*Task to carry out*. Repeat exactly, and only, the lines from the one containing "Read this page and output its text content." through the end of the records.

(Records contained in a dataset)
==================================================

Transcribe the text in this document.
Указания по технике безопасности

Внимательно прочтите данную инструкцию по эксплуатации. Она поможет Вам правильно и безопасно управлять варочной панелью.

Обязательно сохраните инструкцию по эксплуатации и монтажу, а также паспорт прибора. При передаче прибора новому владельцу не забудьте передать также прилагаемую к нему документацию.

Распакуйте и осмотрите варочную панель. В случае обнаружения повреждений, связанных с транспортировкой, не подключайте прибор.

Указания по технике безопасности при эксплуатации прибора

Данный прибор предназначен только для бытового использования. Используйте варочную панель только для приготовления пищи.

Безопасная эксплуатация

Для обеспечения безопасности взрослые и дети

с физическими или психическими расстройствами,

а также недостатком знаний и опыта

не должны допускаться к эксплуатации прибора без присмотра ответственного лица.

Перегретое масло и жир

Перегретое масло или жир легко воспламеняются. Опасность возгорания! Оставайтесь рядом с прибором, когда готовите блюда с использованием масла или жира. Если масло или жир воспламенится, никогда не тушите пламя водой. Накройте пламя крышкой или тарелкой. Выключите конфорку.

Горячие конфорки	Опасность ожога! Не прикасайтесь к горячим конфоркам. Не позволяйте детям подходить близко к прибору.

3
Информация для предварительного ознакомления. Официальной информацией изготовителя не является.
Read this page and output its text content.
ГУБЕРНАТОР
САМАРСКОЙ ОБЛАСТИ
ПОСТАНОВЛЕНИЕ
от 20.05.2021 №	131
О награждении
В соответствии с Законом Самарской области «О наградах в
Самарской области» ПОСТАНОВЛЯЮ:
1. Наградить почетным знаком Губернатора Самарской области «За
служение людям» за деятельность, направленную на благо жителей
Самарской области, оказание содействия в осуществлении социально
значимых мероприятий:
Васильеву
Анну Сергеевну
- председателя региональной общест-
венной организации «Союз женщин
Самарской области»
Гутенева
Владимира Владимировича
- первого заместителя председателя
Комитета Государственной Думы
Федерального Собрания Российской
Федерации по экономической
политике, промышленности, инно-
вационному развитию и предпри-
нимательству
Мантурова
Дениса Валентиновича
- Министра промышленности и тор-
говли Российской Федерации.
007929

==================================================

*Expected answer*.
Read this page and output its text content.
ГУБЕРНАТОР
САМАРСКОЙ ОБЛАСТИ
ПОСТАНОВЛЕНИЕ
от 20.05.2021 №	131
О награждении
В соответствии с Законом Самарской области «О наградах в
Самарской области» ПОСТАНОВЛЯЮ:
1. Наградить почетным знаком Губернатора Самарской области «За
служение людям» за деятельность, направленную на благо жителей
Самарской области, оказание содействия в осуществлении социально
значимых мероприятий:
Васильеву
Анну Сергеевну
- председателя региональной общест-
венной организации «Союз женщин
Самарской области»
Гутенева
Владимира Владимировича
- первого заместителя председателя
Комитета Государственной Думы
Федерального Собрания Российской
Федерации по экономической
политике, промышленности, инно-
вационному развитию и предпри-
нимательству
Мантурова
Дениса Валентиновича
- Министра промышленности и тор-
говли Российской Федерации.
007929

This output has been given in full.